## Task to carry out
Reproduce the records word for word, beginning with the first line and stopping after the line that contains "The hub 10 is at (313, 301).".

## Extracted information
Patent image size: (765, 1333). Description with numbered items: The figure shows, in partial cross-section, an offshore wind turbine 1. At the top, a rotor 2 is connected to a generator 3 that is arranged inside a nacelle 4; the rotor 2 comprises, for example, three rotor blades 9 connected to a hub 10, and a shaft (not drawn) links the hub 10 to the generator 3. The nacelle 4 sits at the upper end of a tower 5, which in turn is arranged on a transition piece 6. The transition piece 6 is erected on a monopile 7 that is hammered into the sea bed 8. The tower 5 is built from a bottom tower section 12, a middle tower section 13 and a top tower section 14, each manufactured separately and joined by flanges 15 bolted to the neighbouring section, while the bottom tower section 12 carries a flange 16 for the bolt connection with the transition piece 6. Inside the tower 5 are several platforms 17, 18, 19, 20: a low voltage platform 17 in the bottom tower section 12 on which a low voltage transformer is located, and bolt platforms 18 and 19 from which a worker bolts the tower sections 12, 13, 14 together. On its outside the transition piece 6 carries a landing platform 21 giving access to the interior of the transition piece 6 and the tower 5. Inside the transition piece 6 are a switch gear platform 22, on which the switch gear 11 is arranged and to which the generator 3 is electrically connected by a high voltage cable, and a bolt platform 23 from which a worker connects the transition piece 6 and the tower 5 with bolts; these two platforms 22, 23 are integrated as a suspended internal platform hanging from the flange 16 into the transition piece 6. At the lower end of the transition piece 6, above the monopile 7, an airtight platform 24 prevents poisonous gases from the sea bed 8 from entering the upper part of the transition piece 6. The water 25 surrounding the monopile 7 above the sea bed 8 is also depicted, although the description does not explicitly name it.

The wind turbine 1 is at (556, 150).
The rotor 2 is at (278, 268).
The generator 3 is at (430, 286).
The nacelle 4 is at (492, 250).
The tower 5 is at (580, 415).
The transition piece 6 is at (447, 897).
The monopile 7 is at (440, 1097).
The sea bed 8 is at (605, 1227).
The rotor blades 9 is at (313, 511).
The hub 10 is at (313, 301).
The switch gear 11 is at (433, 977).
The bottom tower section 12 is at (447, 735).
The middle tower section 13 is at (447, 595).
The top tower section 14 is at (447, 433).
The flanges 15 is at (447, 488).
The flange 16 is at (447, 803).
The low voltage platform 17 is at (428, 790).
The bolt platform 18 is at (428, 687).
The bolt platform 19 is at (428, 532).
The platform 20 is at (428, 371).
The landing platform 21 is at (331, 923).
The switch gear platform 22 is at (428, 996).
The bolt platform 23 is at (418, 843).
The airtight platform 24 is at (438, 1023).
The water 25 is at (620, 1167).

## The solution
Patent image size: (765, 1333). Description with numbered items: The figure shows, in partial cross-section, an offshore wind turbine 1. At the top, a rotor 2 is connected to a generator 3 that is arranged inside a nacelle 4; the rotor 2 comprises, for example, three rotor blades 9 connected to a hub 10, and a shaft (not drawn) links the hub 10 to the generator 3. The nacelle 4 sits at the upper end of a tower 5, which in turn is arranged on a transition piece 6. The transition piece 6 is erected on a monopile 7 that is hammered into the sea bed 8. The tower 5 is built from a bottom tower section 12, a middle tower section 13 and a top tower section 14, each manufactured separately and joined by flanges 15 bolted to the neighbouring section, while the bottom tower section 12 carries a flange 16 for the bolt connection with the transition piece 6. Inside the tower 5 are several platforms 17, 18, 19, 20: a low voltage platform 17 in the bottom tower section 12 on which a low voltage transformer is located, and bolt platforms 18 and 19 from which a worker bolts the tower sections 12, 13, 14 together. On its outside the transition piece 6 carries a landing platform 21 giving access to the interior of the transition piece 6 and the tower 5. Inside the transition piece 6 are a switch gear platform 22, on which the switch gear 11 is arranged and to which the generator 3 is electrically connected by a high voltage cable, and a bolt platform 23 from which a worker connects the transition piece 6 and the tower 5 with bolts; these two platforms 22, 23 are integrated as a suspended internal platform hanging from the flange 16 into the transition piece 6. At the lower end of the transition piece 6, above the monopile 7, an airtight platform 24 prevents poisonous gases from the sea bed 8 from entering the upper part of the transition piece 6. The water 25 surrounding the monopile 7 above the sea bed 8 is also depicted, although the description does not explicitly name it.

The wind turbine 1 is at (556, 150).
The rotor 2 is at (278, 268).
The generator 3 is at (430, 286).
The nacelle 4 is at (492, 250).
The tower 5 is at (580, 415).
The transition piece 6 is at (447, 897).
The monopile 7 is at (440, 1097).
The sea bed 8 is at (605, 1227).
The rotor blades 9 is at (313, 511).
The hub 10 is at (313, 301).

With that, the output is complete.